BEGIN Dataset rows

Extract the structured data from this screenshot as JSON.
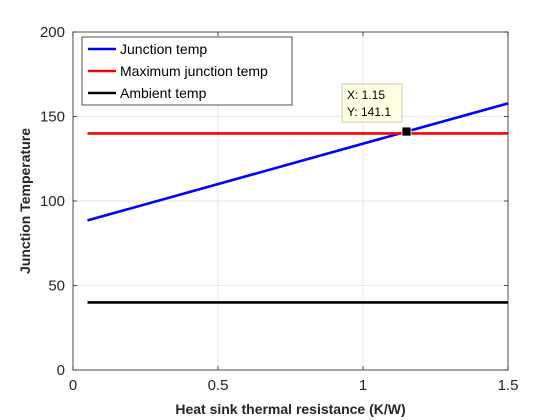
{
  "chart_data": {
    "type": "line",
    "title": "",
    "xlabel": "Heat sink thermal resistance (K/W)",
    "ylabel": "Junction Temperature",
    "xlim": [
      0,
      1.5
    ],
    "ylim": [
      0,
      200
    ],
    "xticks": [
      0,
      0.5,
      1,
      1.5
    ],
    "xtick_labels": [
      "0",
      "0.5",
      "1",
      "1.5"
    ],
    "yticks": [
      0,
      50,
      100,
      150,
      200
    ],
    "ytick_labels": [
      "0",
      "50",
      "100",
      "150",
      "200"
    ],
    "grid": true,
    "legend_position": "top-left",
    "series": [
      {
        "name": "Junction temp",
        "color": "#0000ff",
        "x": [
          0.05,
          1.5
        ],
        "y": [
          88.5,
          157.8
        ]
      },
      {
        "name": "Maximum junction temp",
        "color": "#ff0000",
        "x": [
          0.05,
          1.5
        ],
        "y": [
          140,
          140
        ]
      },
      {
        "name": "Ambient temp",
        "color": "#000000",
        "x": [
          0.05,
          1.5
        ],
        "y": [
          40,
          40
        ]
      }
    ],
    "datatip": {
      "x": 1.15,
      "y": 141.1,
      "x_text": "X: 1.15",
      "y_text": "Y: 141.1"
    }
  }
}
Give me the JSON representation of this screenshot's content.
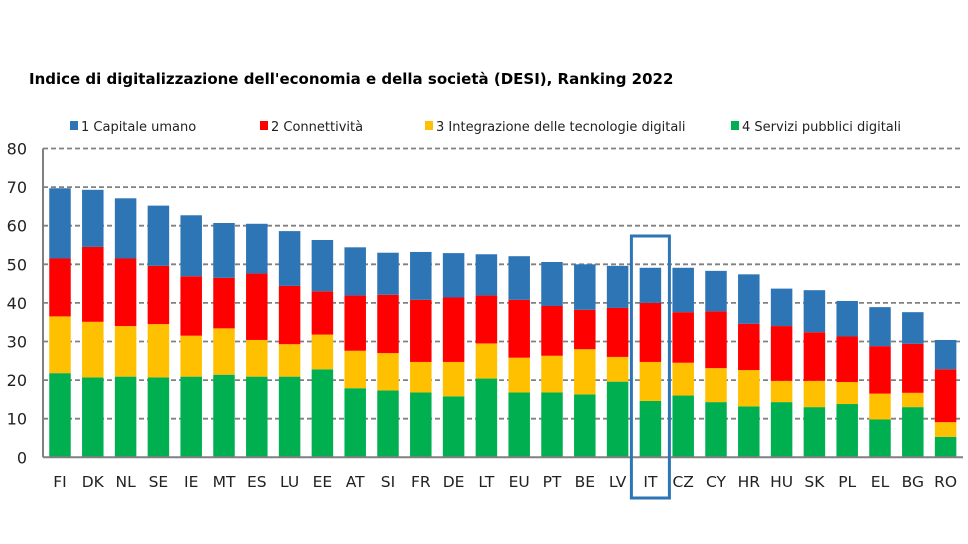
{
  "chart_data": {
    "type": "bar",
    "stacked": true,
    "title": "Indice di digitalizzazione dell'economia e della società (DESI), Ranking 2022",
    "xlabel": "",
    "ylabel": "",
    "ylim": [
      0,
      80
    ],
    "yticks": [
      0,
      10,
      20,
      30,
      40,
      50,
      60,
      70,
      80
    ],
    "grid": "horizontal-dashed",
    "legend_position": "top",
    "highlight_category": "IT",
    "categories": [
      "FI",
      "DK",
      "NL",
      "SE",
      "IE",
      "MT",
      "ES",
      "LU",
      "EE",
      "AT",
      "SI",
      "FR",
      "DE",
      "LT",
      "EU",
      "PT",
      "BE",
      "LV",
      "IT",
      "CZ",
      "CY",
      "HR",
      "HU",
      "SK",
      "PL",
      "EL",
      "BG",
      "RO"
    ],
    "series": [
      {
        "name": "4 Servizi pubblici digitali",
        "color": "#00B050",
        "values": [
          21.8,
          20.7,
          20.9,
          20.7,
          20.9,
          21.4,
          20.9,
          20.9,
          22.8,
          17.9,
          17.3,
          16.8,
          15.8,
          20.4,
          16.8,
          16.8,
          16.3,
          19.6,
          14.6,
          16.0,
          14.3,
          13.2,
          14.3,
          13.0,
          13.8,
          9.8,
          13.0,
          5.3
        ]
      },
      {
        "name": "3 Integrazione delle tecnologie digitali",
        "color": "#FFC000",
        "values": [
          14.7,
          14.4,
          13.1,
          13.8,
          10.6,
          12.0,
          9.5,
          8.4,
          9.0,
          9.7,
          9.7,
          7.9,
          8.9,
          9.1,
          9.0,
          9.5,
          11.7,
          6.4,
          10.1,
          8.5,
          8.8,
          9.4,
          5.5,
          6.8,
          5.7,
          6.7,
          3.7,
          3.8
        ]
      },
      {
        "name": "2 Connettività",
        "color": "#FF0000",
        "values": [
          15.0,
          19.4,
          17.5,
          15.1,
          15.4,
          13.1,
          17.2,
          15.1,
          11.2,
          14.3,
          15.1,
          16.1,
          16.7,
          12.4,
          15.0,
          12.9,
          10.2,
          12.7,
          15.3,
          13.1,
          14.7,
          12.0,
          14.2,
          12.6,
          11.8,
          12.3,
          12.7,
          13.7
        ]
      },
      {
        "name": "1 Capitale umano",
        "color": "#2E75B6",
        "values": [
          18.2,
          14.8,
          15.6,
          15.6,
          15.8,
          14.2,
          12.9,
          14.2,
          13.3,
          12.5,
          10.9,
          12.4,
          11.5,
          10.7,
          11.3,
          11.4,
          11.8,
          10.9,
          9.1,
          11.5,
          10.5,
          12.8,
          9.7,
          10.9,
          9.2,
          10.1,
          8.2,
          7.6
        ]
      }
    ],
    "legend": [
      {
        "label": "1 Capitale umano",
        "color": "#2E75B6"
      },
      {
        "label": "2 Connettività",
        "color": "#FF0000"
      },
      {
        "label": "3 Integrazione delle tecnologie digitali",
        "color": "#FFC000"
      },
      {
        "label": "4 Servizi pubblici digitali",
        "color": "#00B050"
      }
    ],
    "highlight_color": "#2E75B6",
    "axis_color": "#808080"
  }
}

END Dataset rows

▶ **What is needed**
Lines of the material that contain the word "delle" are to be gathered.

▶ **Exercise result**
        "name": "3 Integrazione delle tecnologie digitali",
        "label": "3 Integrazione delle tecnologie digitali",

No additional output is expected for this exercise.